[Dataset records]
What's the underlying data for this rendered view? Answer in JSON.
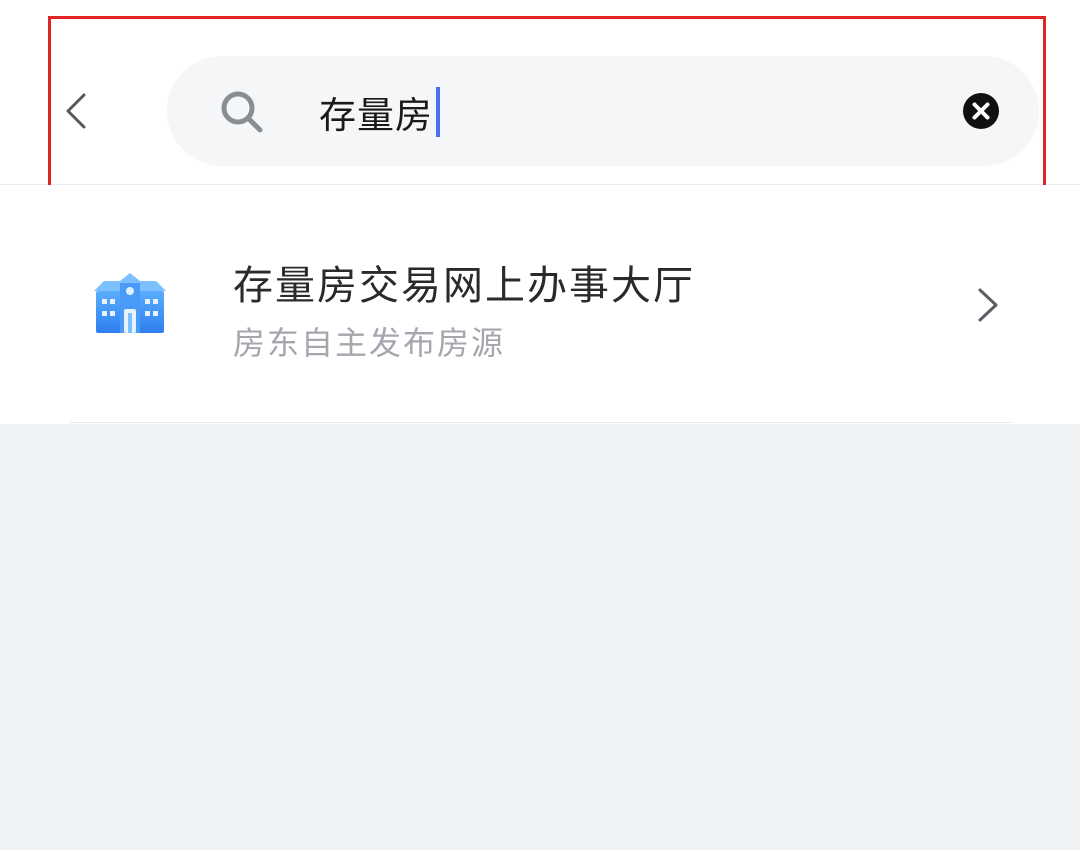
{
  "search": {
    "query": "存量房",
    "icons": {
      "back": "chevron-left-icon",
      "search": "search-icon",
      "clear": "close-circle-icon"
    }
  },
  "results": [
    {
      "title": "存量房交易网上办事大厅",
      "subtitle": "房东自主发布房源",
      "icon": "building-icon"
    }
  ],
  "colors": {
    "caret": "#4a6ff0",
    "highlight_border": "#e02424",
    "building_icon": "#3b8ff5",
    "empty_background": "#f0f3f6"
  }
}
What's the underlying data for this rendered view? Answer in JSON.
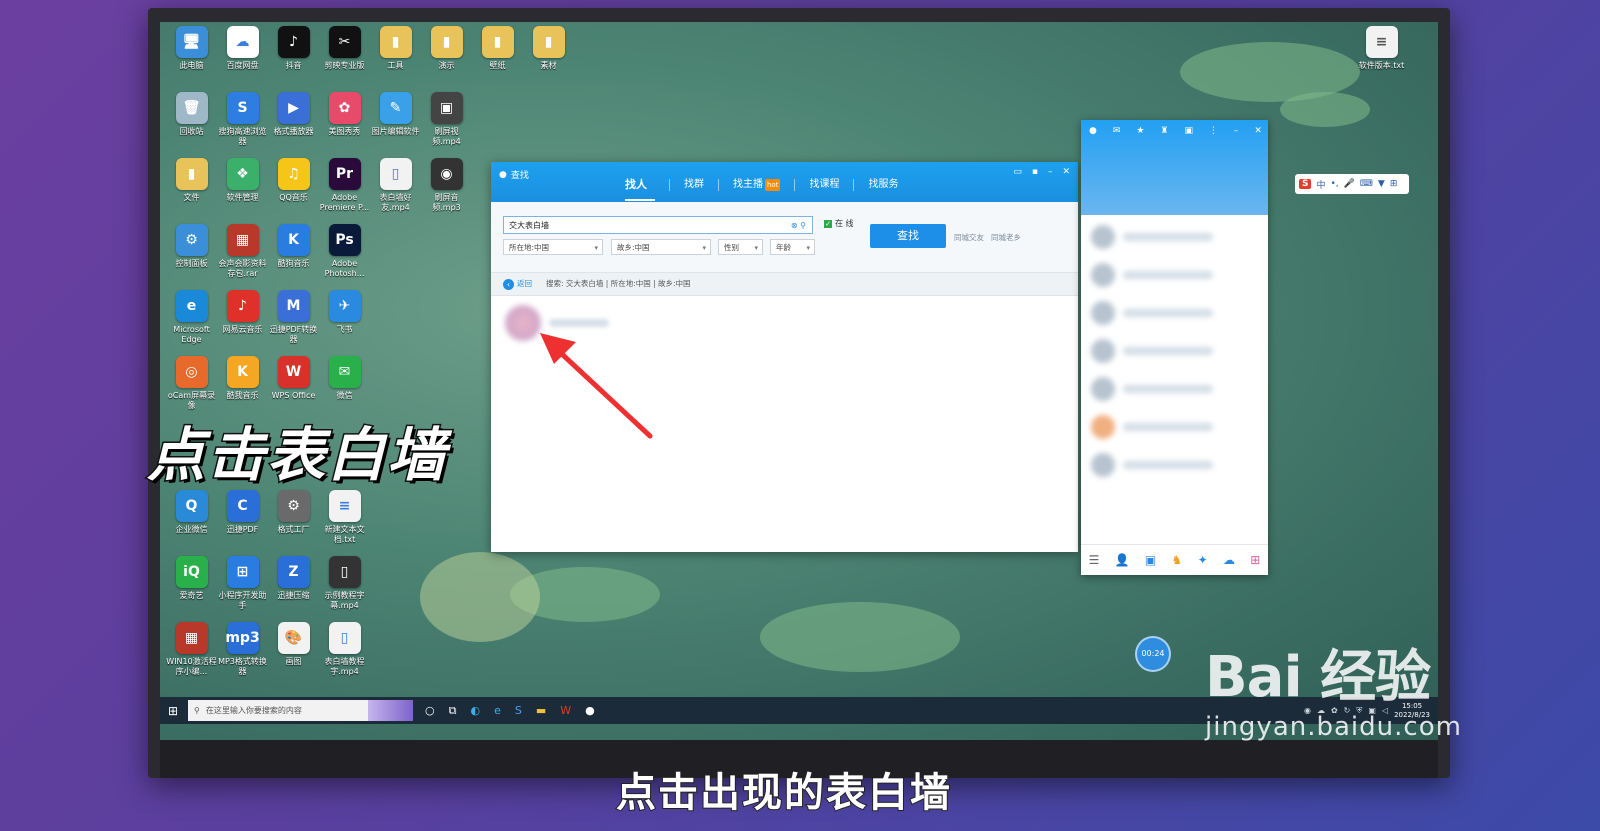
{
  "desktop": {
    "icons": [
      {
        "label": "此电脑",
        "color": "#3a8fd8",
        "glyph": "🖥"
      },
      {
        "label": "百度网盘",
        "color": "#ffffff",
        "glyph": "☁"
      },
      {
        "label": "抖音",
        "color": "#111111",
        "glyph": "♪"
      },
      {
        "label": "剪映专业版",
        "color": "#111111",
        "glyph": "✂"
      },
      {
        "label": "工具",
        "color": "#e8c35a",
        "glyph": "▮"
      },
      {
        "label": "演示",
        "color": "#e8c35a",
        "glyph": "▮"
      },
      {
        "label": "壁纸",
        "color": "#e8c35a",
        "glyph": "▮"
      },
      {
        "label": "素材",
        "color": "#e8c35a",
        "glyph": "▮"
      },
      {
        "label": "回收站",
        "color": "#9fb8c8",
        "glyph": "🗑"
      },
      {
        "label": "搜狗高速浏览器",
        "color": "#2e7de0",
        "glyph": "S"
      },
      {
        "label": "格式播放器",
        "color": "#3a6fd8",
        "glyph": "▶"
      },
      {
        "label": "美图秀秀",
        "color": "#e84a6a",
        "glyph": "✿"
      },
      {
        "label": "图片编辑软件",
        "color": "#3aa0e8",
        "glyph": "✎"
      },
      {
        "label": "刷屏视频.mp4",
        "color": "#444444",
        "glyph": "▣"
      },
      {
        "label": "",
        "color": "transparent",
        "glyph": ""
      },
      {
        "label": "",
        "color": "transparent",
        "glyph": ""
      },
      {
        "label": "文件",
        "color": "#e8c35a",
        "glyph": "▮"
      },
      {
        "label": "软件管理",
        "color": "#3ab06a",
        "glyph": "❖"
      },
      {
        "label": "QQ音乐",
        "color": "#f5c518",
        "glyph": "♫"
      },
      {
        "label": "Adobe Premiere P...",
        "color": "#2a0a3a",
        "glyph": "Pr"
      },
      {
        "label": "表白墙好友.mp4",
        "color": "#f2f2f2",
        "glyph": "▯"
      },
      {
        "label": "刷屏音频.mp3",
        "color": "#333333",
        "glyph": "◉"
      },
      {
        "label": "",
        "color": "transparent",
        "glyph": ""
      },
      {
        "label": "",
        "color": "transparent",
        "glyph": ""
      },
      {
        "label": "控制面板",
        "color": "#3a8fd8",
        "glyph": "⚙"
      },
      {
        "label": "会声会影资料存包.rar",
        "color": "#b8382a",
        "glyph": "▦"
      },
      {
        "label": "酷狗音乐",
        "color": "#2a7de0",
        "glyph": "K"
      },
      {
        "label": "Adobe Photosh...",
        "color": "#0a1a3a",
        "glyph": "Ps"
      },
      {
        "label": "",
        "color": "transparent",
        "glyph": ""
      },
      {
        "label": "",
        "color": "transparent",
        "glyph": ""
      },
      {
        "label": "",
        "color": "transparent",
        "glyph": ""
      },
      {
        "label": "",
        "color": "transparent",
        "glyph": ""
      },
      {
        "label": "Microsoft Edge",
        "color": "#1a8ad8",
        "glyph": "e"
      },
      {
        "label": "网易云音乐",
        "color": "#e0302a",
        "glyph": "♪"
      },
      {
        "label": "迅捷PDF转换器",
        "color": "#3a6fd8",
        "glyph": "M"
      },
      {
        "label": "飞书",
        "color": "#2a8ae0",
        "glyph": "✈"
      },
      {
        "label": "",
        "color": "transparent",
        "glyph": ""
      },
      {
        "label": "",
        "color": "transparent",
        "glyph": ""
      },
      {
        "label": "",
        "color": "transparent",
        "glyph": ""
      },
      {
        "label": "",
        "color": "transparent",
        "glyph": ""
      },
      {
        "label": "oCam屏幕录像",
        "color": "#e86a2a",
        "glyph": "◎"
      },
      {
        "label": "酷我音乐",
        "color": "#f5a623",
        "glyph": "K"
      },
      {
        "label": "WPS Office",
        "color": "#d8302a",
        "glyph": "W"
      },
      {
        "label": "微信",
        "color": "#2ab04a",
        "glyph": "✉"
      },
      {
        "label": "",
        "color": "transparent",
        "glyph": ""
      },
      {
        "label": "",
        "color": "transparent",
        "glyph": ""
      },
      {
        "label": "",
        "color": "transparent",
        "glyph": ""
      },
      {
        "label": "",
        "color": "transparent",
        "glyph": ""
      }
    ],
    "icons_lower": [
      {
        "label": "企业微信",
        "color": "#2a8ad8",
        "glyph": "Q"
      },
      {
        "label": "迅捷PDF",
        "color": "#2a6fd8",
        "glyph": "C"
      },
      {
        "label": "格式工厂",
        "color": "#6a6a6a",
        "glyph": "⚙"
      },
      {
        "label": "新建文本文档.txt",
        "color": "#f2f2f2",
        "glyph": "≡"
      },
      {
        "label": "爱奇艺",
        "color": "#2ab04a",
        "glyph": "iQ"
      },
      {
        "label": "小程序开发助手",
        "color": "#2a7de0",
        "glyph": "⊞"
      },
      {
        "label": "迅捷压缩",
        "color": "#2a6fd8",
        "glyph": "Z"
      },
      {
        "label": "示例教程字幕.mp4",
        "color": "#333333",
        "glyph": "▯"
      },
      {
        "label": "WIN10激活程序小编...",
        "color": "#b8382a",
        "glyph": "▦"
      },
      {
        "label": "MP3格式转换器",
        "color": "#2a6fd8",
        "glyph": "mp3"
      },
      {
        "label": "画图",
        "color": "#f2f2f2",
        "glyph": "🎨"
      },
      {
        "label": "表白墙教程字.mp4",
        "color": "#f2f2f2",
        "glyph": "▯"
      }
    ],
    "file_icon": {
      "label": "软件版本.txt",
      "color": "#f2f2f2",
      "glyph": "≡"
    }
  },
  "overlay_caption": "点击表白墙",
  "find_window": {
    "title": "查找",
    "tabs": [
      "找人",
      "找群",
      "找主播",
      "找课程",
      "找服务"
    ],
    "hot_badge": "hot",
    "keyword_value": "交大表白墙",
    "online_label": "在 线",
    "location_select": "所在地:中国",
    "hometown_select": "故乡:中国",
    "gender_select": "性别",
    "age_select": "年龄",
    "find_button": "查找",
    "same_city_link": "同城交友",
    "same_town_link": "同城老乡",
    "back_label": "返回",
    "search_summary": "搜索: 交大表白墙 | 所在地:中国 | 故乡:中国"
  },
  "qq_panel": {
    "footer_icons": [
      "menu-icon",
      "contacts-icon",
      "file-icon",
      "game-icon",
      "controller-icon",
      "cloud-icon",
      "apps-icon"
    ]
  },
  "ime_bar": {
    "logo": "S",
    "mode": "中"
  },
  "timer": "00:24",
  "taskbar": {
    "search_placeholder": "在这里输入你要搜索的内容",
    "clock_time": "15:05",
    "clock_date": "2022/8/23"
  },
  "subtitle": "点击出现的表白墙",
  "watermark": {
    "brand": "Bai 经验",
    "url": "jingyan.baidu.com"
  }
}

> _What to work on_
Set down the complete material exactly, but do not include the images.

> _Full solution_
What's the underlying data for this rendered view? Answer in JSON.
{
  "search": {
    "query": "存量房",
    "icons": {
      "back": "chevron-left-icon",
      "search": "search-icon",
      "clear": "close-circle-icon"
    }
  },
  "results": [
    {
      "title": "存量房交易网上办事大厅",
      "subtitle": "房东自主发布房源",
      "icon": "building-icon"
    }
  ],
  "colors": {
    "caret": "#4a6ff0",
    "highlight_border": "#e02424",
    "building_icon": "#3b8ff5",
    "empty_background": "#f0f3f6"
  }
}
What's the underlying data for this rendered view? Answer in JSON.
{
  "desktop": {
    "icons": [
      {
        "label": "此电脑",
        "color": "#3a8fd8",
        "glyph": "🖥"
      },
      {
        "label": "百度网盘",
        "color": "#ffffff",
        "glyph": "☁"
      },
      {
        "label": "抖音",
        "color": "#111111",
        "glyph": "♪"
      },
      {
        "label": "剪映专业版",
        "color": "#111111",
        "glyph": "✂"
      },
      {
        "label": "工具",
        "color": "#e8c35a",
        "glyph": "▮"
      },
      {
        "label": "演示",
        "color": "#e8c35a",
        "glyph": "▮"
      },
      {
        "label": "壁纸",
        "color": "#e8c35a",
        "glyph": "▮"
      },
      {
        "label": "素材",
        "color": "#e8c35a",
        "glyph": "▮"
      },
      {
        "label": "回收站",
        "color": "#9fb8c8",
        "glyph": "🗑"
      },
      {
        "label": "搜狗高速浏览器",
        "color": "#2e7de0",
        "glyph": "S"
      },
      {
        "label": "格式播放器",
        "color": "#3a6fd8",
        "glyph": "▶"
      },
      {
        "label": "美图秀秀",
        "color": "#e84a6a",
        "glyph": "✿"
      },
      {
        "label": "图片编辑软件",
        "color": "#3aa0e8",
        "glyph": "✎"
      },
      {
        "label": "刷屏视频.mp4",
        "color": "#444444",
        "glyph": "▣"
      },
      {
        "label": "",
        "color": "transparent",
        "glyph": ""
      },
      {
        "label": "",
        "color": "transparent",
        "glyph": ""
      },
      {
        "label": "文件",
        "color": "#e8c35a",
        "glyph": "▮"
      },
      {
        "label": "软件管理",
        "color": "#3ab06a",
        "glyph": "❖"
      },
      {
        "label": "QQ音乐",
        "color": "#f5c518",
        "glyph": "♫"
      },
      {
        "label": "Adobe Premiere P...",
        "color": "#2a0a3a",
        "glyph": "Pr"
      },
      {
        "label": "表白墙好友.mp4",
        "color": "#f2f2f2",
        "glyph": "▯"
      },
      {
        "label": "刷屏音频.mp3",
        "color": "#333333",
        "glyph": "◉"
      },
      {
        "label": "",
        "color": "transparent",
        "glyph": ""
      },
      {
        "label": "",
        "color": "transparent",
        "glyph": ""
      },
      {
        "label": "控制面板",
        "color": "#3a8fd8",
        "glyph": "⚙"
      },
      {
        "label": "会声会影资料存包.rar",
        "color": "#b8382a",
        "glyph": "▦"
      },
      {
        "label": "酷狗音乐",
        "color": "#2a7de0",
        "glyph": "K"
      },
      {
        "label": "Adobe Photosh...",
        "color": "#0a1a3a",
        "glyph": "Ps"
      },
      {
        "label": "",
        "color": "transparent",
        "glyph": ""
      },
      {
        "label": "",
        "color": "transparent",
        "glyph": ""
      },
      {
        "label": "",
        "color": "transparent",
        "glyph": ""
      },
      {
        "label": "",
        "color": "transparent",
        "glyph": ""
      },
      {
        "label": "Microsoft Edge",
        "color": "#1a8ad8",
        "glyph": "e"
      },
      {
        "label": "网易云音乐",
        "color": "#e0302a",
        "glyph": "♪"
      },
      {
        "label": "迅捷PDF转换器",
        "color": "#3a6fd8",
        "glyph": "M"
      },
      {
        "label": "飞书",
        "color": "#2a8ae0",
        "glyph": "✈"
      },
      {
        "label": "",
        "color": "transparent",
        "glyph": ""
      },
      {
        "label": "",
        "color": "transparent",
        "glyph": ""
      },
      {
        "label": "",
        "color": "transparent",
        "glyph": ""
      },
      {
        "label": "",
        "color": "transparent",
        "glyph": ""
      },
      {
        "label": "oCam屏幕录像",
        "color": "#e86a2a",
        "glyph": "◎"
      },
      {
        "label": "酷我音乐",
        "color": "#f5a623",
        "glyph": "K"
      },
      {
        "label": "WPS Office",
        "color": "#d8302a",
        "glyph": "W"
      },
      {
        "label": "微信",
        "color": "#2ab04a",
        "glyph": "✉"
      },
      {
        "label": "",
        "color": "transparent",
        "glyph": ""
      },
      {
        "label": "",
        "color": "transparent",
        "glyph": ""
      },
      {
        "label": "",
        "color": "transparent",
        "glyph": ""
      },
      {
        "label": "",
        "color": "transparent",
        "glyph": ""
      }
    ],
    "icons_lower": [
      {
        "label": "企业微信",
        "color": "#2a8ad8",
        "glyph": "Q"
      },
      {
        "label": "迅捷PDF",
        "color": "#2a6fd8",
        "glyph": "C"
      },
      {
        "label": "格式工厂",
        "color": "#6a6a6a",
        "glyph": "⚙"
      },
      {
        "label": "新建文本文档.txt",
        "color": "#f2f2f2",
        "glyph": "≡"
      },
      {
        "label": "爱奇艺",
        "color": "#2ab04a",
        "glyph": "iQ"
      },
      {
        "label": "小程序开发助手",
        "color": "#2a7de0",
        "glyph": "⊞"
      },
      {
        "label": "迅捷压缩",
        "color": "#2a6fd8",
        "glyph": "Z"
      },
      {
        "label": "示例教程字幕.mp4",
        "color": "#333333",
        "glyph": "▯"
      },
      {
        "label": "WIN10激活程序小编...",
        "color": "#b8382a",
        "glyph": "▦"
      },
      {
        "label": "MP3格式转换器",
        "color": "#2a6fd8",
        "glyph": "mp3"
      },
      {
        "label": "画图",
        "color": "#f2f2f2",
        "glyph": "🎨"
      },
      {
        "label": "表白墙教程字.mp4",
        "color": "#f2f2f2",
        "glyph": "▯"
      }
    ],
    "file_icon": {
      "label": "软件版本.txt",
      "color": "#f2f2f2",
      "glyph": "≡"
    }
  },
  "overlay_caption": "点击表白墙",
  "find_window": {
    "title": "查找",
    "tabs": [
      "找人",
      "找群",
      "找主播",
      "找课程",
      "找服务"
    ],
    "hot_badge": "hot",
    "keyword_value": "交大表白墙",
    "online_label": "在 线",
    "location_select": "所在地:中国",
    "hometown_select": "故乡:中国",
    "gender_select": "性别",
    "age_select": "年龄",
    "find_button": "查找",
    "same_city_link": "同城交友",
    "same_town_link": "同城老乡",
    "back_label": "返回",
    "search_summary": "搜索: 交大表白墙 | 所在地:中国 | 故乡:中国"
  },
  "qq_panel": {
    "footer_icons": [
      "menu-icon",
      "contacts-icon",
      "file-icon",
      "game-icon",
      "controller-icon",
      "cloud-icon",
      "apps-icon"
    ]
  },
  "ime_bar": {
    "logo": "S",
    "mode": "中"
  },
  "timer": "00:24",
  "taskbar": {
    "search_placeholder": "在这里输入你要搜索的内容",
    "clock_time": "15:05",
    "clock_date": "2022/8/23"
  },
  "subtitle": "点击出现的表白墙",
  "watermark": {
    "brand": "Bai 经验",
    "url": "jingyan.baidu.com"
  }
}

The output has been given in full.